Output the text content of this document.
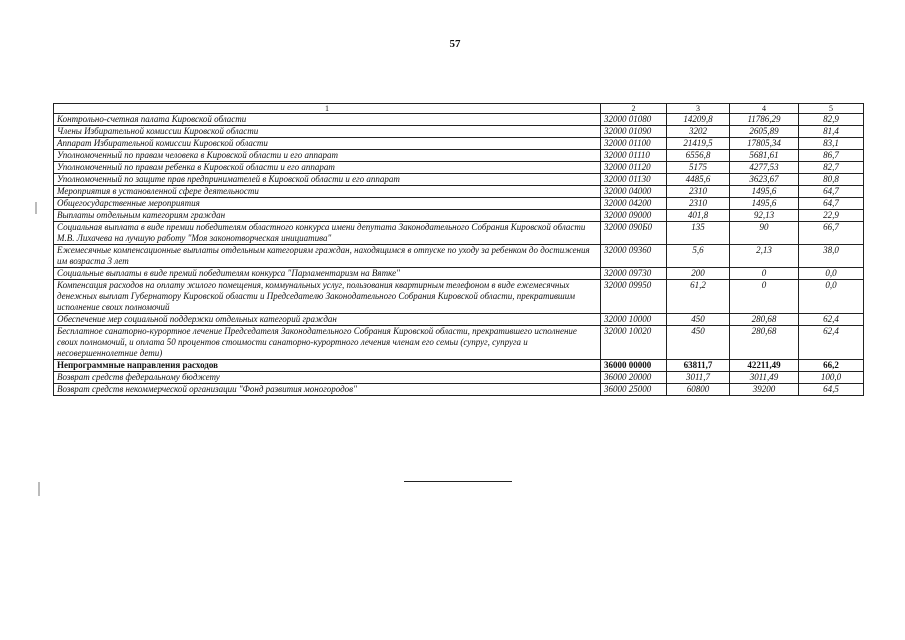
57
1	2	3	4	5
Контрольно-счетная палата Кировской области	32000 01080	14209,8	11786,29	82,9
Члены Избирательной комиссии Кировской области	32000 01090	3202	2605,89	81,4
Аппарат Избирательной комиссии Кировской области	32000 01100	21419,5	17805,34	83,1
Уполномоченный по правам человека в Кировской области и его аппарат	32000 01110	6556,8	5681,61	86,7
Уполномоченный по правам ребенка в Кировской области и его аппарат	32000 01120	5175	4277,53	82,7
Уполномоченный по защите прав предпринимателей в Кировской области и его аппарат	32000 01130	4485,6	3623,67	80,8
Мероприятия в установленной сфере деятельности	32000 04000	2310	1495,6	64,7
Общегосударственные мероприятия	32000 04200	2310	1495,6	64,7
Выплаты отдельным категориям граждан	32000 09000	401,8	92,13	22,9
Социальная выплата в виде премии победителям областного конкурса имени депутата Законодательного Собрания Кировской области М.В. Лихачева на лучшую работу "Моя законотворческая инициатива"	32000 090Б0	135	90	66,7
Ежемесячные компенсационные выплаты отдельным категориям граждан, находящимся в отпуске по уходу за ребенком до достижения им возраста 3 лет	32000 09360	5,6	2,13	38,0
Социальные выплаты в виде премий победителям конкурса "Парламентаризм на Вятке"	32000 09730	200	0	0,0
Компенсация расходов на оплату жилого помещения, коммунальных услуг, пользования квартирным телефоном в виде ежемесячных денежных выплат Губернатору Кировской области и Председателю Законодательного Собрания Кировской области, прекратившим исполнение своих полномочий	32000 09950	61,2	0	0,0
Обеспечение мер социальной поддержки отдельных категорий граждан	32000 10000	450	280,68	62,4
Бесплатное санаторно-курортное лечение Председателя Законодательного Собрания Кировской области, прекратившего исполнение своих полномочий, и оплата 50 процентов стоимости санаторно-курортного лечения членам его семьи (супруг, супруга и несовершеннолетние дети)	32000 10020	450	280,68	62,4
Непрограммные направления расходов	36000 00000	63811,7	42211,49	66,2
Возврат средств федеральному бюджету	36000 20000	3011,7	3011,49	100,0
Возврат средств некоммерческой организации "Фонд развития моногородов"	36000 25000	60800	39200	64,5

________________________________________

What is being asked —
The records above are to be restated exactly, without their pictures.

Correct output —
Output the text content of this document.
57
1	2	3	4	5
Контрольно-счетная палата Кировской области	32000 01080	14209,8	11786,29	82,9
Члены Избирательной комиссии Кировской области	32000 01090	3202	2605,89	81,4
Аппарат Избирательной комиссии Кировской области	32000 01100	21419,5	17805,34	83,1
Уполномоченный по правам человека в Кировской области и его аппарат	32000 01110	6556,8	5681,61	86,7
Уполномоченный по правам ребенка в Кировской области и его аппарат	32000 01120	5175	4277,53	82,7
Уполномоченный по защите прав предпринимателей в Кировской области и его аппарат	32000 01130	4485,6	3623,67	80,8
Мероприятия в установленной сфере деятельности	32000 04000	2310	1495,6	64,7
Общегосударственные мероприятия	32000 04200	2310	1495,6	64,7
Выплаты отдельным категориям граждан	32000 09000	401,8	92,13	22,9
Социальная выплата в виде премии победителям областного конкурса имени депутата Законодательного Собрания Кировской области М.В. Лихачева на лучшую работу "Моя законотворческая инициатива"	32000 090Б0	135	90	66,7
Ежемесячные компенсационные выплаты отдельным категориям граждан, находящимся в отпуске по уходу за ребенком до достижения им возраста 3 лет	32000 09360	5,6	2,13	38,0
Социальные выплаты в виде премий победителям конкурса "Парламентаризм на Вятке"	32000 09730	200	0	0,0
Компенсация расходов на оплату жилого помещения, коммунальных услуг, пользования квартирным телефоном в виде ежемесячных денежных выплат Губернатору Кировской области и Председателю Законодательного Собрания Кировской области, прекратившим исполнение своих полномочий	32000 09950	61,2	0	0,0
Обеспечение мер социальной поддержки отдельных категорий граждан	32000 10000	450	280,68	62,4
Бесплатное санаторно-курортное лечение Председателя Законодательного Собрания Кировской области, прекратившего исполнение своих полномочий, и оплата 50 процентов стоимости санаторно-курортного лечения членам его семьи (супруг, супруга и несовершеннолетние дети)	32000 10020	450	280,68	62,4
Непрограммные направления расходов	36000 00000	63811,7	42211,49	66,2
Возврат средств федеральному бюджету	36000 20000	3011,7	3011,49	100,0
Возврат средств некоммерческой организации "Фонд развития моногородов"	36000 25000	60800	39200	64,5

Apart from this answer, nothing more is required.